_Set task_
Find and copy lines holding "Stage".

_Entries shown_
☆ ☆ ☆
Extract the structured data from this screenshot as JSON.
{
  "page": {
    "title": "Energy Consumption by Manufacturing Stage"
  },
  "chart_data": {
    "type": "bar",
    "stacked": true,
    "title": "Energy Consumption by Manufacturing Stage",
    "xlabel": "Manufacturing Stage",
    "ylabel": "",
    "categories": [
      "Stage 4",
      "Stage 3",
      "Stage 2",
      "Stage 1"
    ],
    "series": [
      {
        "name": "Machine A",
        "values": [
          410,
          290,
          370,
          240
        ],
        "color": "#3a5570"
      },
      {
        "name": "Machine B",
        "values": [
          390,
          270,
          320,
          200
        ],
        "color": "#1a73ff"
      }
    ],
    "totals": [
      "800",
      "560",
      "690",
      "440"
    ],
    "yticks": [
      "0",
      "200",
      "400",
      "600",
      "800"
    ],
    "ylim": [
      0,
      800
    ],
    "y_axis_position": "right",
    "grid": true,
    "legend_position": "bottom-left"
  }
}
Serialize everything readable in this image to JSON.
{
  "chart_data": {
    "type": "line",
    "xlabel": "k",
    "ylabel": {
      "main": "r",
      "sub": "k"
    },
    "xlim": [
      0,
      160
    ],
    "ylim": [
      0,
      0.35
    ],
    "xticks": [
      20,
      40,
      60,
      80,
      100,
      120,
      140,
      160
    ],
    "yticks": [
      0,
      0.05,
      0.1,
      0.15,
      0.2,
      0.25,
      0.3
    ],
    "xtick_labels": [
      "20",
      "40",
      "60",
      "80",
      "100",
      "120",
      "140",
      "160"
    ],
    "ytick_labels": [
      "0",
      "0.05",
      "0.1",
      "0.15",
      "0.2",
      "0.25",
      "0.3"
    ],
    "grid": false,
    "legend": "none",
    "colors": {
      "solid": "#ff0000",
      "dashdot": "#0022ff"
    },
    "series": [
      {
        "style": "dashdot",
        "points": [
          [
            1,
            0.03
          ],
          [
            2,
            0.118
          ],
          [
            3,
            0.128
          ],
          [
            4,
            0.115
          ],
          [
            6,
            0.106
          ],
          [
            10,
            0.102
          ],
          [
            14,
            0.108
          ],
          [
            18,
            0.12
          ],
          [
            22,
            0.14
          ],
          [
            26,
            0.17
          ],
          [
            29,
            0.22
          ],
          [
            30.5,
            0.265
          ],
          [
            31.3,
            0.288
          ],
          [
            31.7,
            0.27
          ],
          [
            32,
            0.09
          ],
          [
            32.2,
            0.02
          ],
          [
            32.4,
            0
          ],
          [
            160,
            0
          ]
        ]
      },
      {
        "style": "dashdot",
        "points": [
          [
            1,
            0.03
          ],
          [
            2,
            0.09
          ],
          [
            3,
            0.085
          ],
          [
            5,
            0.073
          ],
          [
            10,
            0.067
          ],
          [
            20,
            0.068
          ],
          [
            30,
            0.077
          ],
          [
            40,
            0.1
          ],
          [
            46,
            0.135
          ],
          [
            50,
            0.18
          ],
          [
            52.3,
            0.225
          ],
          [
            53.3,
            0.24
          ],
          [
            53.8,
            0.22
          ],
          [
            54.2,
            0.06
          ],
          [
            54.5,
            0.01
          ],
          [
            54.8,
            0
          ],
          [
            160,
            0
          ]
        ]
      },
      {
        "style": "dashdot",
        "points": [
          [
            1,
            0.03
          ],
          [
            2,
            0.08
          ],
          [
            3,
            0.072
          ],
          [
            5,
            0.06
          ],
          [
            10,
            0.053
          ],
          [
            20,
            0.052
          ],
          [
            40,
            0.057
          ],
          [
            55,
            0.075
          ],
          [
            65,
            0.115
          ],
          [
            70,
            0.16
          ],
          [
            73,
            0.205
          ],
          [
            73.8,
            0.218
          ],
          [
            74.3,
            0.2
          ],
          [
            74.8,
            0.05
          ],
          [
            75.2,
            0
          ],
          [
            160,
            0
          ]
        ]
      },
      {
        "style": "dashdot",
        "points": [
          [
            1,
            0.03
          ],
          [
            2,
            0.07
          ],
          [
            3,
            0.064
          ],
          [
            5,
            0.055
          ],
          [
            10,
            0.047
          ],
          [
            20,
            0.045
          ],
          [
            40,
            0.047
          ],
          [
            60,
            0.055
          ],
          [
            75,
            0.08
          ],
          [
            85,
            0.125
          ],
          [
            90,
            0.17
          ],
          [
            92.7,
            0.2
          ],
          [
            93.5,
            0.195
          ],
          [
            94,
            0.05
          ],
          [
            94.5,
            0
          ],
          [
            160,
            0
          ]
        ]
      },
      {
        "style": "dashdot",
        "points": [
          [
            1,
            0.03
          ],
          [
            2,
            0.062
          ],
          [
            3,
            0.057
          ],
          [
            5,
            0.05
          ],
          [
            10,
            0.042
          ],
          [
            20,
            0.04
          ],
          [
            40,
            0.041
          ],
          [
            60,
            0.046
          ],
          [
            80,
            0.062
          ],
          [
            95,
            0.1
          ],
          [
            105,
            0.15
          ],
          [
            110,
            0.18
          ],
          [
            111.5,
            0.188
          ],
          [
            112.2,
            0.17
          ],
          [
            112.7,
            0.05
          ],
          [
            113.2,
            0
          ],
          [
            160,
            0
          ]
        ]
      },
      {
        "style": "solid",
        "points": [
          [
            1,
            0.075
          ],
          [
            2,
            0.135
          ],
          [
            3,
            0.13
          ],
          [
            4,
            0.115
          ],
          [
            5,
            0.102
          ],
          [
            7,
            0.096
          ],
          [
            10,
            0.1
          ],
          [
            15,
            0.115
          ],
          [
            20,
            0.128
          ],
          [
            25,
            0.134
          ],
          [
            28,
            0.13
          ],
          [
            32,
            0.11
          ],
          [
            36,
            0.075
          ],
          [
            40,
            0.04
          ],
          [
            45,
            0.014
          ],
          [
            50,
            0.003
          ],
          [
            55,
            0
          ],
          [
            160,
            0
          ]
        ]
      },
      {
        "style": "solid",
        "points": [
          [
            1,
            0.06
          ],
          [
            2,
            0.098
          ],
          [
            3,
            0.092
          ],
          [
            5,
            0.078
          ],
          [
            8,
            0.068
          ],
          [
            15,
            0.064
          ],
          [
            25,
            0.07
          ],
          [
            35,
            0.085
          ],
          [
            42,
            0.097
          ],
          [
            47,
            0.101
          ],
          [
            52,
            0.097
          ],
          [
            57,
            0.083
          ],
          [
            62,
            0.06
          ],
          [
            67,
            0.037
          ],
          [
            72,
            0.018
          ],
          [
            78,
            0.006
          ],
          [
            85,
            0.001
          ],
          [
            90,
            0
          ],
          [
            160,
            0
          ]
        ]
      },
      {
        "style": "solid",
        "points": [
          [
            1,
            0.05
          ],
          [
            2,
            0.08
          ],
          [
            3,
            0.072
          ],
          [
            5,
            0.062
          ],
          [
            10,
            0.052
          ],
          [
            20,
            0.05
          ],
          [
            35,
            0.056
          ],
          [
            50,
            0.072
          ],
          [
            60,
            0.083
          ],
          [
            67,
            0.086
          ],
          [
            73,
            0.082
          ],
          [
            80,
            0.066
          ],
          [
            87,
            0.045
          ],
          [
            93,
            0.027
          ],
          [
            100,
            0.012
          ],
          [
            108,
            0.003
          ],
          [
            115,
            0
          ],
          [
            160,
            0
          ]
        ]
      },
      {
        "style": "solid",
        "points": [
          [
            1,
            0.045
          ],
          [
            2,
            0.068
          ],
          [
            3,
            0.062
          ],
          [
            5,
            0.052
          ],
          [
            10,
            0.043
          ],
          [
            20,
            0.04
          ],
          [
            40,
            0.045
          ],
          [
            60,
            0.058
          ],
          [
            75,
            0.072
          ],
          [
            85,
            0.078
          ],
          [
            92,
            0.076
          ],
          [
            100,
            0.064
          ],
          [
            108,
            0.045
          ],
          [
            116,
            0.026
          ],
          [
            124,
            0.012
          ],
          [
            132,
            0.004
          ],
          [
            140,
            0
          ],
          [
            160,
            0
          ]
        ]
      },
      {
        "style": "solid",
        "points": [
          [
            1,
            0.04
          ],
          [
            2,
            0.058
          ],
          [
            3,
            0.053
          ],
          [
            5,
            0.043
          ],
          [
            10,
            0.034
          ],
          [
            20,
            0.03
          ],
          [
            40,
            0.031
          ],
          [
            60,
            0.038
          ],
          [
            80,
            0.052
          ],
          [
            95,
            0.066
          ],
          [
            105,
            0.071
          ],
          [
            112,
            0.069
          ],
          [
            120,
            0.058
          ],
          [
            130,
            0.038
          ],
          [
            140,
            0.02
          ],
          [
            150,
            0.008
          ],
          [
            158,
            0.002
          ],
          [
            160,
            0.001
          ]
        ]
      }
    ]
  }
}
☆ ☆ ☆
_Output_
    "title": "Energy Consumption by Manufacturing Stage"
    "title": "Energy Consumption by Manufacturing Stage",
    "xlabel": "Manufacturing Stage",
      "Stage 4",
      "Stage 3",
      "Stage 2",
      "Stage 1"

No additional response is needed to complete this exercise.